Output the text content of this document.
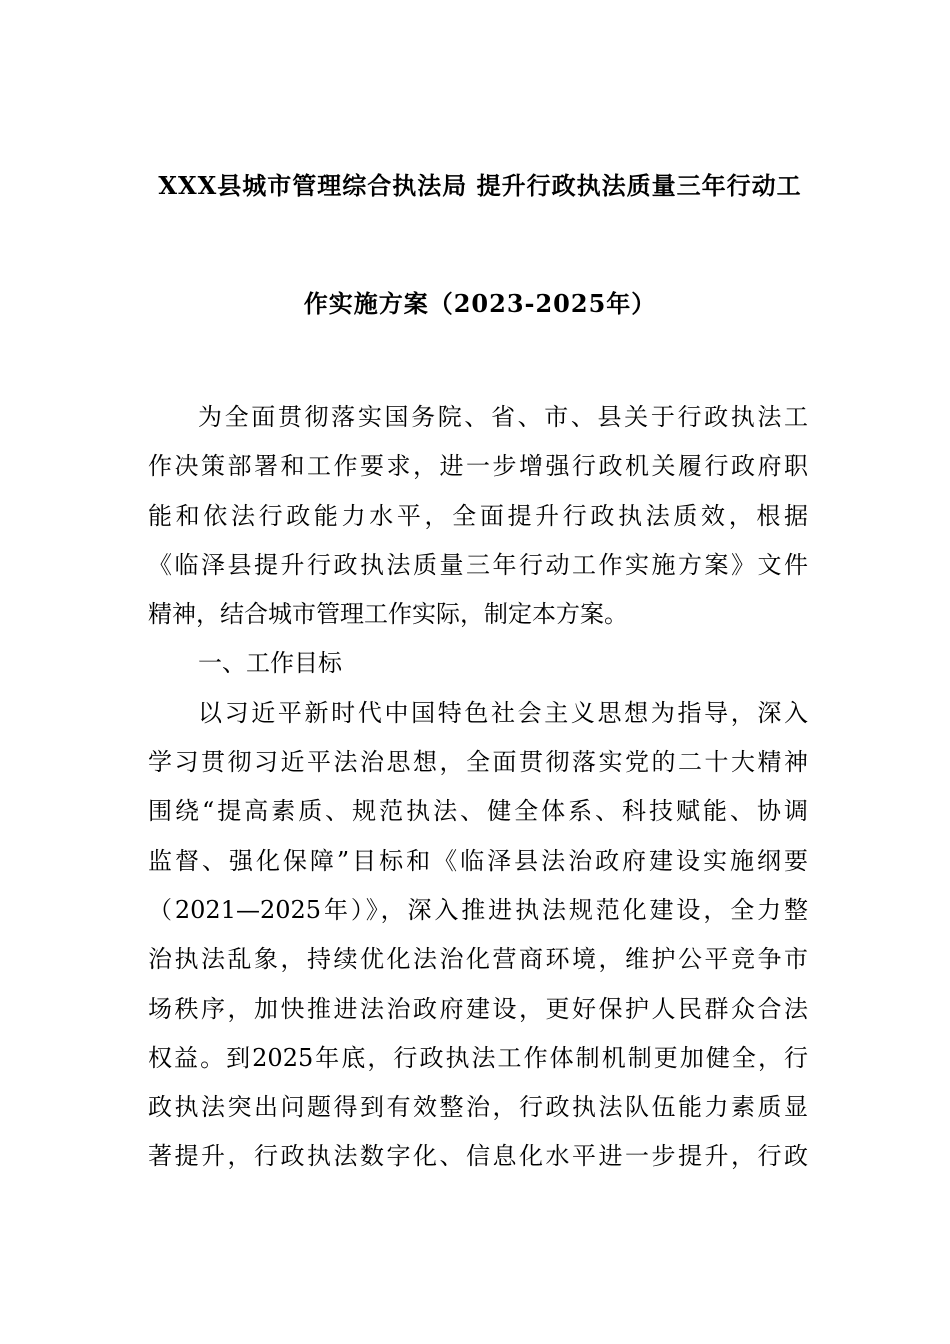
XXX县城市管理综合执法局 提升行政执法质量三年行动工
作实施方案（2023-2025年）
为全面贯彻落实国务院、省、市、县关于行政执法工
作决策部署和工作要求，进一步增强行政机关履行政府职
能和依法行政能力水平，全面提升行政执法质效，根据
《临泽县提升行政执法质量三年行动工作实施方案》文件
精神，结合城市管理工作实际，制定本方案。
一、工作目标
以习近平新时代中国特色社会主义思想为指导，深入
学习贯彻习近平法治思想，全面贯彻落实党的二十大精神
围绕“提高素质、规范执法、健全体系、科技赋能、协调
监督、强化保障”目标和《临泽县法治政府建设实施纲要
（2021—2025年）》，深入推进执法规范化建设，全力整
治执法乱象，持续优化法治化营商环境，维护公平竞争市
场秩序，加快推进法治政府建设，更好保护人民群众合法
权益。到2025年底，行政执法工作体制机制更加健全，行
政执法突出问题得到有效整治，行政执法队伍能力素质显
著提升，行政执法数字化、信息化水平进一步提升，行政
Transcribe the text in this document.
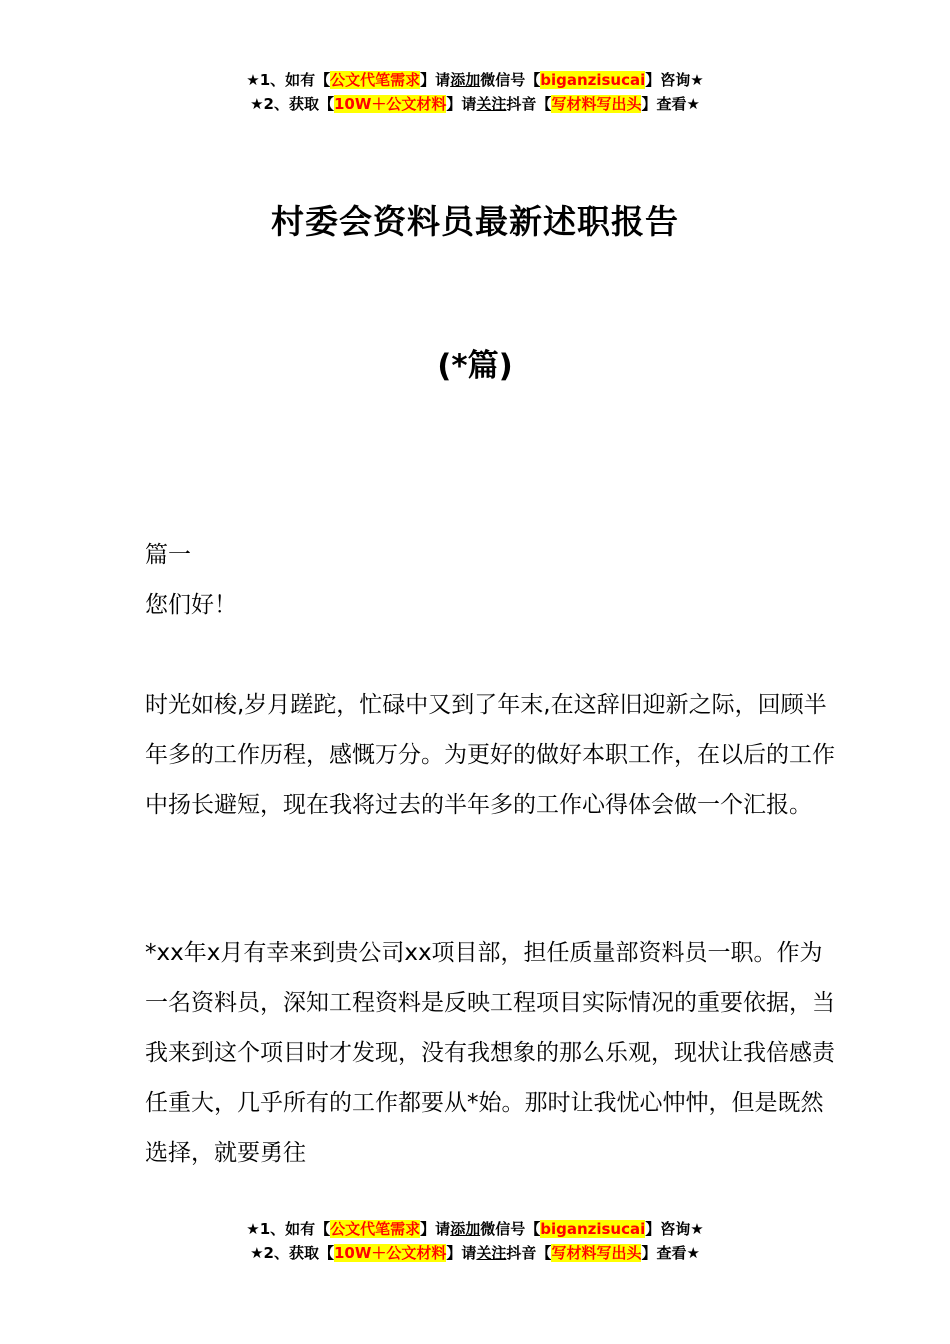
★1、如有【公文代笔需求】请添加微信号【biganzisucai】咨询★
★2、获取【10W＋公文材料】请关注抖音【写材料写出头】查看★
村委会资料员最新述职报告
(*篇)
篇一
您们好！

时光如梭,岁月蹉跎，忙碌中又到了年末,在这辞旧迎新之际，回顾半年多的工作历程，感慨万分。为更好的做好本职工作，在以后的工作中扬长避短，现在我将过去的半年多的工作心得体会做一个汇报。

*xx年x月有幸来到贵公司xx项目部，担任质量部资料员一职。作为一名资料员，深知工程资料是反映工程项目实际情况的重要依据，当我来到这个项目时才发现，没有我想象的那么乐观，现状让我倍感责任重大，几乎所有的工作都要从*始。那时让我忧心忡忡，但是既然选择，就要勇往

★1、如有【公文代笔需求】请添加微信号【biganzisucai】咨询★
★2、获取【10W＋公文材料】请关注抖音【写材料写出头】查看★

▶ [Task description]:
Leave the pictures out, and reproduce only the lines from the line holding "Transcribe the text in this document." through the last line of the material, both included.

▶ [Result of this task]:
Transcribe the text in this document.
★1、如有【公文代笔需求】请添加微信号【biganzisucai】咨询★
★2、获取【10W＋公文材料】请关注抖音【写材料写出头】查看★
村委会资料员最新述职报告
(*篇)
篇一
您们好！

时光如梭,岁月蹉跎，忙碌中又到了年末,在这辞旧迎新之际，回顾半年多的工作历程，感慨万分。为更好的做好本职工作，在以后的工作中扬长避短，现在我将过去的半年多的工作心得体会做一个汇报。

*xx年x月有幸来到贵公司xx项目部，担任质量部资料员一职。作为一名资料员，深知工程资料是反映工程项目实际情况的重要依据，当我来到这个项目时才发现，没有我想象的那么乐观，现状让我倍感责任重大，几乎所有的工作都要从*始。那时让我忧心忡忡，但是既然选择，就要勇往

★1、如有【公文代笔需求】请添加微信号【biganzisucai】咨询★
★2、获取【10W＋公文材料】请关注抖音【写材料写出头】查看★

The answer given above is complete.